- [Input]:
━━━━━━━━━━━━━━━━━━━━
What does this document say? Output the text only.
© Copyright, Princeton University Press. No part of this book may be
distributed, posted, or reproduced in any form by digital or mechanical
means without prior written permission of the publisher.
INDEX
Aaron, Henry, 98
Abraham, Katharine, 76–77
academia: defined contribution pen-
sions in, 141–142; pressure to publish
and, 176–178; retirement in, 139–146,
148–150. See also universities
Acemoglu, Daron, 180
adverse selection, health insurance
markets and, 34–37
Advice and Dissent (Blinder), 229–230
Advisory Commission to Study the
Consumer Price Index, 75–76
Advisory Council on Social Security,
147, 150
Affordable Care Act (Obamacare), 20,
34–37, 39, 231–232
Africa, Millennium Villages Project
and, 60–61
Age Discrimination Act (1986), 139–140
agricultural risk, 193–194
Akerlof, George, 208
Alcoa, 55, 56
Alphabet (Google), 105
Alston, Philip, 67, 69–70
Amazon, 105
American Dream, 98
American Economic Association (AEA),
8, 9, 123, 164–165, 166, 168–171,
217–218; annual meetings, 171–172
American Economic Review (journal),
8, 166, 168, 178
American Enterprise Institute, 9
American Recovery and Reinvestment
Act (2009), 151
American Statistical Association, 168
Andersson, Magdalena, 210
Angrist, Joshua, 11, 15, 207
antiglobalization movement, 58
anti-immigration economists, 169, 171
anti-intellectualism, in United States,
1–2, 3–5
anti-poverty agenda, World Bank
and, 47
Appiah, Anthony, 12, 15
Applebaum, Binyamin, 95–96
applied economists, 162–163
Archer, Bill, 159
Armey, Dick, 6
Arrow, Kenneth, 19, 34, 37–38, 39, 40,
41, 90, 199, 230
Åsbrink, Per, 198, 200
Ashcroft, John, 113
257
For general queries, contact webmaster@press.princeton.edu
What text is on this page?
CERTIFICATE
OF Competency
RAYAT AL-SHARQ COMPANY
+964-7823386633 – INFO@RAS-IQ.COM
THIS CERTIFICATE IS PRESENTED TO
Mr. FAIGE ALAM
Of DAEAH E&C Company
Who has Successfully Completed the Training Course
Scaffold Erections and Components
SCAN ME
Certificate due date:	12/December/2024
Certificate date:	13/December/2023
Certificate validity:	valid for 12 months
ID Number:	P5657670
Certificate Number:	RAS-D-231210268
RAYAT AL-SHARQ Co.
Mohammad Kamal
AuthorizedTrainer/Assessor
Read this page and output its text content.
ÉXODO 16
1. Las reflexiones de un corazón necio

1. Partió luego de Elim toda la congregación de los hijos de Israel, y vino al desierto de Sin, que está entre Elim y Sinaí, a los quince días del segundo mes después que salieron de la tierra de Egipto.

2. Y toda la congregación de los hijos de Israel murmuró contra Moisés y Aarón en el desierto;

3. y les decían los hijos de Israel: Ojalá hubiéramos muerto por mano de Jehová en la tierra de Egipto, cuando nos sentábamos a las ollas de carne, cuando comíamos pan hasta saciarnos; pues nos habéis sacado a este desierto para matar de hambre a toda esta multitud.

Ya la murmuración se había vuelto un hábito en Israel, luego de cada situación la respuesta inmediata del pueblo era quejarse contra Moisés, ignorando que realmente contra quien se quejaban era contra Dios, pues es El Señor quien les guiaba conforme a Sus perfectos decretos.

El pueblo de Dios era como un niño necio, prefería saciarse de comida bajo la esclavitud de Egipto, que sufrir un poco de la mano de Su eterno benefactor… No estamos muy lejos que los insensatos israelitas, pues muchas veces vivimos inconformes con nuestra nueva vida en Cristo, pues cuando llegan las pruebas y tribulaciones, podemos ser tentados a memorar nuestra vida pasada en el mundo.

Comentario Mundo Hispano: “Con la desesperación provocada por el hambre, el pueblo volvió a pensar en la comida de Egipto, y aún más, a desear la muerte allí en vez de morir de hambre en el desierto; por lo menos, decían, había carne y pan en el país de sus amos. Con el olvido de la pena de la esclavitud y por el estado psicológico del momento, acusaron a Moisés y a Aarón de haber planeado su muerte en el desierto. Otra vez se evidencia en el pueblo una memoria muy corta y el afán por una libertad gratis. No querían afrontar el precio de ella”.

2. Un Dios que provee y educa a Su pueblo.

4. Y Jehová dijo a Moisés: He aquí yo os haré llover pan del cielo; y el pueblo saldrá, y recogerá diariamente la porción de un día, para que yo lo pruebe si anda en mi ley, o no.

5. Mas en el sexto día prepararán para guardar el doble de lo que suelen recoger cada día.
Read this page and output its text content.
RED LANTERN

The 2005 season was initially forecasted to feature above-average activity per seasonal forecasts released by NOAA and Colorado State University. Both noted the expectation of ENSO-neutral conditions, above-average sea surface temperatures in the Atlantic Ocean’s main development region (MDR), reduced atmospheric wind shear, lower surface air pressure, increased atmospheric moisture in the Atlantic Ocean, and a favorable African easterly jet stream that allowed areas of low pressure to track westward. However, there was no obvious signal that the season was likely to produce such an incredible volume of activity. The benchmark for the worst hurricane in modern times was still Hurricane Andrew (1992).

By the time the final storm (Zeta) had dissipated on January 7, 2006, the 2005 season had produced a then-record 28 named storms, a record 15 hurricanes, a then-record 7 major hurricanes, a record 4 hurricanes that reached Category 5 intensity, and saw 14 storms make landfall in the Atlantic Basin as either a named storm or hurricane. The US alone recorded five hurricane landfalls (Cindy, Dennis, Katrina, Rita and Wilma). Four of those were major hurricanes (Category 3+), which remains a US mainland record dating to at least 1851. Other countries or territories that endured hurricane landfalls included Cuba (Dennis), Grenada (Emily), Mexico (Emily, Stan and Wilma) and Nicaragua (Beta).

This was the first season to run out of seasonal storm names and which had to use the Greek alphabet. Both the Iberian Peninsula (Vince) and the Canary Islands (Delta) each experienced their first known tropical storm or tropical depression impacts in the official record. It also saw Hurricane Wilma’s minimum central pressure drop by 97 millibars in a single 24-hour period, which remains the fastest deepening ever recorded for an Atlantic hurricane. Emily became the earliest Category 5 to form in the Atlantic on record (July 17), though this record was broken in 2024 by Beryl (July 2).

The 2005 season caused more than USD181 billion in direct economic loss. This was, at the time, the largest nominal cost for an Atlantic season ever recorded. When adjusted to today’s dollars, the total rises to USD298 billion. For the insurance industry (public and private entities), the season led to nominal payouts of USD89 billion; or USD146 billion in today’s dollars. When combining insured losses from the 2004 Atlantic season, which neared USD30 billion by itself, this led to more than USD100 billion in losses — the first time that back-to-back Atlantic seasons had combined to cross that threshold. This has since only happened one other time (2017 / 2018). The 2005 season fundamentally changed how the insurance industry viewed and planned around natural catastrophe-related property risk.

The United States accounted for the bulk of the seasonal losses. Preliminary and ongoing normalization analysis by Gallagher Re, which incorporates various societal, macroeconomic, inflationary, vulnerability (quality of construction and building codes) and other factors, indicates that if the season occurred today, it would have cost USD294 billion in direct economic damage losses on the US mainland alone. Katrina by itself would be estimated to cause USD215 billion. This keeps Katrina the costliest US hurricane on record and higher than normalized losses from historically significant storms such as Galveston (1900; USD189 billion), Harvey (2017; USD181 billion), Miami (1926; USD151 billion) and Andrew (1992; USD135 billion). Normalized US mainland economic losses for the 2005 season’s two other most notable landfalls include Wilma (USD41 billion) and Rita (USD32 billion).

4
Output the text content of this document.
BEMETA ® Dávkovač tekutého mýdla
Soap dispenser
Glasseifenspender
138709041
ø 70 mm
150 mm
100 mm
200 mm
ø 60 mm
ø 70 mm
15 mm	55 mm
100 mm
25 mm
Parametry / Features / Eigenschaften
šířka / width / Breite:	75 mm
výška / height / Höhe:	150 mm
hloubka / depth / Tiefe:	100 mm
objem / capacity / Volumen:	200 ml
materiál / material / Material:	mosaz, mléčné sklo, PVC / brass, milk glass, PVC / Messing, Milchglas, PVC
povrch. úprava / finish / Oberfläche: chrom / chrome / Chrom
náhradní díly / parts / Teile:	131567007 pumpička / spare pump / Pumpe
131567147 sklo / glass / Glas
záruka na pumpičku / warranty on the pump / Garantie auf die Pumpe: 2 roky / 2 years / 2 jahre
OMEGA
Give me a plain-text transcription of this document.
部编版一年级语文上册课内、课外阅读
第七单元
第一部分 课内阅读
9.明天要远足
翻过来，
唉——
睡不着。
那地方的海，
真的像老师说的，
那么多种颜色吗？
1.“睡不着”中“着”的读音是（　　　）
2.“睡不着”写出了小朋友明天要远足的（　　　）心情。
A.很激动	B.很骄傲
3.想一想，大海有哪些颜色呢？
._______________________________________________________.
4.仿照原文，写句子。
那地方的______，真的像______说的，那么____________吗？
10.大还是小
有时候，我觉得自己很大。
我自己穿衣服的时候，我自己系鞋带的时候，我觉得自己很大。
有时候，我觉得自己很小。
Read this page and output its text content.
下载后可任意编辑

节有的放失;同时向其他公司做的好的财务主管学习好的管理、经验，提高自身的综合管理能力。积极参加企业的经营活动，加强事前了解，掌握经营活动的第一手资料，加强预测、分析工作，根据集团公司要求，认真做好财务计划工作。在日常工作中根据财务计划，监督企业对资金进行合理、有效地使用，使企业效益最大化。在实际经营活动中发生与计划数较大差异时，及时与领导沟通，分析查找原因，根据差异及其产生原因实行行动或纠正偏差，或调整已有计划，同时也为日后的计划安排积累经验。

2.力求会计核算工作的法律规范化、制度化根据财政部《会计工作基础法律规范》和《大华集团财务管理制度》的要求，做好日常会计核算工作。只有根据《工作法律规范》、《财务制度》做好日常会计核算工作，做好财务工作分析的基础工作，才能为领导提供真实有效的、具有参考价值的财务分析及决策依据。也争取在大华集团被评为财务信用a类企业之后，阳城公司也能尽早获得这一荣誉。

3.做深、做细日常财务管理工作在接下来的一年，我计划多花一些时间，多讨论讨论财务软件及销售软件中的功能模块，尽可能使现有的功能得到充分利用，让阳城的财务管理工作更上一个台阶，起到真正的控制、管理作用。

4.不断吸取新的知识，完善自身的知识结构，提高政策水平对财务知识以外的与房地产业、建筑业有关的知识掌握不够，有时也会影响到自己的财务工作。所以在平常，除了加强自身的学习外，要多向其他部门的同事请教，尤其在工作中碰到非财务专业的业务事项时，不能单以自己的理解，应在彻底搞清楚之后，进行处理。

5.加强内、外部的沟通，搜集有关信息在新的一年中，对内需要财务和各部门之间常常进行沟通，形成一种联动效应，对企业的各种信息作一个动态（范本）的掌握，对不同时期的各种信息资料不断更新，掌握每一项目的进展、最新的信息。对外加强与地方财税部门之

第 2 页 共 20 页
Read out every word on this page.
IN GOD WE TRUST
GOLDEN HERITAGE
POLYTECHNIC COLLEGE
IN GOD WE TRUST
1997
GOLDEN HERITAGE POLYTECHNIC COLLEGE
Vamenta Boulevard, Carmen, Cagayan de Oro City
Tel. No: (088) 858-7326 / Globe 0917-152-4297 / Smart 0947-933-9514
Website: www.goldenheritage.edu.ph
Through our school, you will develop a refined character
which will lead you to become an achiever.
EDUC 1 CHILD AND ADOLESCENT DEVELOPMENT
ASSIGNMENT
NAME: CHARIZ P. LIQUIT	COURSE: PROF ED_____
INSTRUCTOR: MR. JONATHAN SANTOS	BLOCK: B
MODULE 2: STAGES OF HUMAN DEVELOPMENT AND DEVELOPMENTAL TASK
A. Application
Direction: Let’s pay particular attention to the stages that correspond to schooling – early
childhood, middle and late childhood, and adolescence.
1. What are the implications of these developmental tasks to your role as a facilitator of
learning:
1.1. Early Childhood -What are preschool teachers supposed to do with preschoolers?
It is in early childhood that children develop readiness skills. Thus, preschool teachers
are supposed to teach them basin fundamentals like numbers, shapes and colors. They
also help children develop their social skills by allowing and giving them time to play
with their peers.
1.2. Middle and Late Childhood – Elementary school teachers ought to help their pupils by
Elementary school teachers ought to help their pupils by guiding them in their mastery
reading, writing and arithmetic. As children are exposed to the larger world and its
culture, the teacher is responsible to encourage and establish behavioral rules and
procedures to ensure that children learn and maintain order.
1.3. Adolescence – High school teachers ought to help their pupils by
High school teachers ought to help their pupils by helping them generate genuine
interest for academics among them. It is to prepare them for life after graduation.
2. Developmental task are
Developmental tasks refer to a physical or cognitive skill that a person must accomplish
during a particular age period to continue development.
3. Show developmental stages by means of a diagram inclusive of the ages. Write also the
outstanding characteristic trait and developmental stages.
━━━━━━━━━━━━━━━━━━━━
- [Exercise aim]: Which lines contain the word "supposed"? Copy each of them.

- [Complete response]:
1.1. Early Childhood -What are preschool teachers supposed to do with preschoolers?
are supposed to teach them basin fundamentals like numbers, shapes and colors. They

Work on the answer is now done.